§ **Stated problem**: Find the lines with the string "used" and return them.

§ **Data for the task**:
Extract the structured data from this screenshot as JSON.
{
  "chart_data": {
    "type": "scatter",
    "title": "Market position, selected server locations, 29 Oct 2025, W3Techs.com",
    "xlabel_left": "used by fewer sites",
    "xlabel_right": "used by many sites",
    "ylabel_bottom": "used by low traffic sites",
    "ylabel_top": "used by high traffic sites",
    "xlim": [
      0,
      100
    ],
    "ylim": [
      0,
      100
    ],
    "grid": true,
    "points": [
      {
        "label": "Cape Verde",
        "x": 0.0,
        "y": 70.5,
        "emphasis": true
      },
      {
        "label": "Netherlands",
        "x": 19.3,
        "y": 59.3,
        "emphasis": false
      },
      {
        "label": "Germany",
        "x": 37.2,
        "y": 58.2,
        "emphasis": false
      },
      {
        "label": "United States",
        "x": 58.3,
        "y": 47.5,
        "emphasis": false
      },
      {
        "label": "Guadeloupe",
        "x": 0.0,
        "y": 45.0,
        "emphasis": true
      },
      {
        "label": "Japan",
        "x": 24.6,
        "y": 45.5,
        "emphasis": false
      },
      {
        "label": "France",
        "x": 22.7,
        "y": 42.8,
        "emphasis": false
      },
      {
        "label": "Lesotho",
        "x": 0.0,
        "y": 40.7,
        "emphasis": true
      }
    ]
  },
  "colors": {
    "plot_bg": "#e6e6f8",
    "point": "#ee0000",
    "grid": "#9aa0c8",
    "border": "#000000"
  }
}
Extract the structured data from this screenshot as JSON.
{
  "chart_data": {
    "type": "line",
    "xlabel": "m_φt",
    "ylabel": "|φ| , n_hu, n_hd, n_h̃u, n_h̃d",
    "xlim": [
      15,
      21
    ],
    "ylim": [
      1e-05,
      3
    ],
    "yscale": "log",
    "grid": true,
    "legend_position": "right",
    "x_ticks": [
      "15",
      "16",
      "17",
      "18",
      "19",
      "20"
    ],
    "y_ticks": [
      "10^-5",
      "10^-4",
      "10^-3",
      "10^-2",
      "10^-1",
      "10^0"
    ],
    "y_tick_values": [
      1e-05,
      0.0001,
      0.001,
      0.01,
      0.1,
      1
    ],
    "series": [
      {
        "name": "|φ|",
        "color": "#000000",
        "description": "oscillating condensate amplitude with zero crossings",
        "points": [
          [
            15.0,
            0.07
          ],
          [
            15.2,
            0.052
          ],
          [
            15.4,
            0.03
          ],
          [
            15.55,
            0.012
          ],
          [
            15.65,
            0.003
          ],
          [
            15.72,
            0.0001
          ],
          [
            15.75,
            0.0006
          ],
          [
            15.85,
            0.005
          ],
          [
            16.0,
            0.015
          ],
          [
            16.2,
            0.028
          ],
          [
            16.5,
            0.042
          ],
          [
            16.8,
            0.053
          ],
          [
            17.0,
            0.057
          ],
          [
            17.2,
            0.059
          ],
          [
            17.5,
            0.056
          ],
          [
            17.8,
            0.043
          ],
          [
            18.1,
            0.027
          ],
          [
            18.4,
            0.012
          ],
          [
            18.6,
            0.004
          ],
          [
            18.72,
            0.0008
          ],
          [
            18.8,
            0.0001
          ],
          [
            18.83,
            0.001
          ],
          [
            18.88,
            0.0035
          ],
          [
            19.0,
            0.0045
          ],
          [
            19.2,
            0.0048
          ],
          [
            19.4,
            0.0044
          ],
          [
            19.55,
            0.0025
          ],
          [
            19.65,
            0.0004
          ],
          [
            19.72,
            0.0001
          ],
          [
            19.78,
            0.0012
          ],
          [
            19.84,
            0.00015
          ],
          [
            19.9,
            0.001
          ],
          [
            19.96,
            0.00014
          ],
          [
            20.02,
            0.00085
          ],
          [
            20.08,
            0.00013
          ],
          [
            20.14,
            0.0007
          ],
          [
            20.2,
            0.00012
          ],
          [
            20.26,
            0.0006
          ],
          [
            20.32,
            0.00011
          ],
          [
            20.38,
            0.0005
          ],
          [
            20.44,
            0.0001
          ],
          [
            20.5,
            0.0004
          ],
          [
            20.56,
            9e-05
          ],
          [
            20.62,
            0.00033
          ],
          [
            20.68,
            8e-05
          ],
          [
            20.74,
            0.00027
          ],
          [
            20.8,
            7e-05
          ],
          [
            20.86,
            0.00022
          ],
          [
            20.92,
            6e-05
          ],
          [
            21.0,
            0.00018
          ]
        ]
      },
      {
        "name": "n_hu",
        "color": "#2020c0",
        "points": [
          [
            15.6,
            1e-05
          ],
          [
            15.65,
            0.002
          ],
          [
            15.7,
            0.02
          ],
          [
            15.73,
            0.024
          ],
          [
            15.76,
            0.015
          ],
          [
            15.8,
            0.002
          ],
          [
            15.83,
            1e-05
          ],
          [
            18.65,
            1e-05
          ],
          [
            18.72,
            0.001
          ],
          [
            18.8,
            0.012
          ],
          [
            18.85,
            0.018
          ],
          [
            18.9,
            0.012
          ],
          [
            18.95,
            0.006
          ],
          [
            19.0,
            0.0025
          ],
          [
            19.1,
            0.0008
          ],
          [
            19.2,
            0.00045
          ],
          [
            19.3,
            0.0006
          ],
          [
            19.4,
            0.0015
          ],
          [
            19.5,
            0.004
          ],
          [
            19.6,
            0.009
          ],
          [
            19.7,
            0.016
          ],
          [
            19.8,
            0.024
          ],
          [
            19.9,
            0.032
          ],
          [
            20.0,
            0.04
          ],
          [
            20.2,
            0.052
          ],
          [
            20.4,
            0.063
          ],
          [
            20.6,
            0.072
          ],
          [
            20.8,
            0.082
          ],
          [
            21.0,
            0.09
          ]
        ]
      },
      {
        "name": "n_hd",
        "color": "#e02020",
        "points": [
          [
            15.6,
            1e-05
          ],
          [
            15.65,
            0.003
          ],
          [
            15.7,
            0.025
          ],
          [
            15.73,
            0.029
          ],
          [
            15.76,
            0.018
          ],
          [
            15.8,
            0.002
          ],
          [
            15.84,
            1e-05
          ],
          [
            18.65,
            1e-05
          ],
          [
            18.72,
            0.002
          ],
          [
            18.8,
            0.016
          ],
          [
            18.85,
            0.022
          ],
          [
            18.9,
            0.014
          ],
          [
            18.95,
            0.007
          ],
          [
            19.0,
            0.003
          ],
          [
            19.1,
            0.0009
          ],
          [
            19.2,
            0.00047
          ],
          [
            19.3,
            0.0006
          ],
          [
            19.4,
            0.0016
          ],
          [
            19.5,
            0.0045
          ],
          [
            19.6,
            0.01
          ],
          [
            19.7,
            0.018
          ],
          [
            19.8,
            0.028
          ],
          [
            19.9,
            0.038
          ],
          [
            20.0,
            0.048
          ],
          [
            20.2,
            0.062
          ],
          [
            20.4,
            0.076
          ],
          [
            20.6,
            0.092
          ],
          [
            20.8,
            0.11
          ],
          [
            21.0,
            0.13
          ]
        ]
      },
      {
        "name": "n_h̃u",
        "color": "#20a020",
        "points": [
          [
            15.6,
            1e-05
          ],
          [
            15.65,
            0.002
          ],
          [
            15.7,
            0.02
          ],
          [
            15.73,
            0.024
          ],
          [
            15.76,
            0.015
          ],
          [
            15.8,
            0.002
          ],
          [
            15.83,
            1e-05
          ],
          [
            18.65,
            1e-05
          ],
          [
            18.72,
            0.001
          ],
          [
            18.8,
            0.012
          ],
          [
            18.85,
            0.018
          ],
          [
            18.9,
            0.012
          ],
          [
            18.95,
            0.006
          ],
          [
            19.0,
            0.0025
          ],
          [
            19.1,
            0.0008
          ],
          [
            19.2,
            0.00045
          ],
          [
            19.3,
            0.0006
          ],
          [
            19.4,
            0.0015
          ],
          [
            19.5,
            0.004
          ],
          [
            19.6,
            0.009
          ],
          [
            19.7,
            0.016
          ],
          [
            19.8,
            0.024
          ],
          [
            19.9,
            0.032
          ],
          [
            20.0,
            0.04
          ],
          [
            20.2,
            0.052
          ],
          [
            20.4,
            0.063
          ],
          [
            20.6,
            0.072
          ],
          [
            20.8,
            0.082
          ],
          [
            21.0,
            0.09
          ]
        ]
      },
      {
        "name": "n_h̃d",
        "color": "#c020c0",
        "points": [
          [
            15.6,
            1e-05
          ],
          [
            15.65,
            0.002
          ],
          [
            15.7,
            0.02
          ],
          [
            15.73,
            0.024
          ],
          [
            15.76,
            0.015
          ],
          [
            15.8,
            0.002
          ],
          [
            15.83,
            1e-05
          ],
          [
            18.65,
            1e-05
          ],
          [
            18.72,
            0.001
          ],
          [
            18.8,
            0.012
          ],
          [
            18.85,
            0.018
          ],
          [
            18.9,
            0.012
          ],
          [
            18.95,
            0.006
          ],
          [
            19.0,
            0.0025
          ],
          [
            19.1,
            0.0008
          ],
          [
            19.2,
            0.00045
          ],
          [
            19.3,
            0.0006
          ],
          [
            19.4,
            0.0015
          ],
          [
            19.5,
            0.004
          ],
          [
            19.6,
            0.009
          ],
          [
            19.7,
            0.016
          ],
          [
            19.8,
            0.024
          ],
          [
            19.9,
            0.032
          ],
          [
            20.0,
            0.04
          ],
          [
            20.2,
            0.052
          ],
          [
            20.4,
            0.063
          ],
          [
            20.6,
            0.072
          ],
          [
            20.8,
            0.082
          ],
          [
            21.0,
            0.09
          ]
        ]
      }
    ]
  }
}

§ **Completed task**:
    "xlabel_left": "used by fewer sites",
    "xlabel_right": "used by many sites",
    "ylabel_bottom": "used by low traffic sites",
    "ylabel_top": "used by high traffic sites",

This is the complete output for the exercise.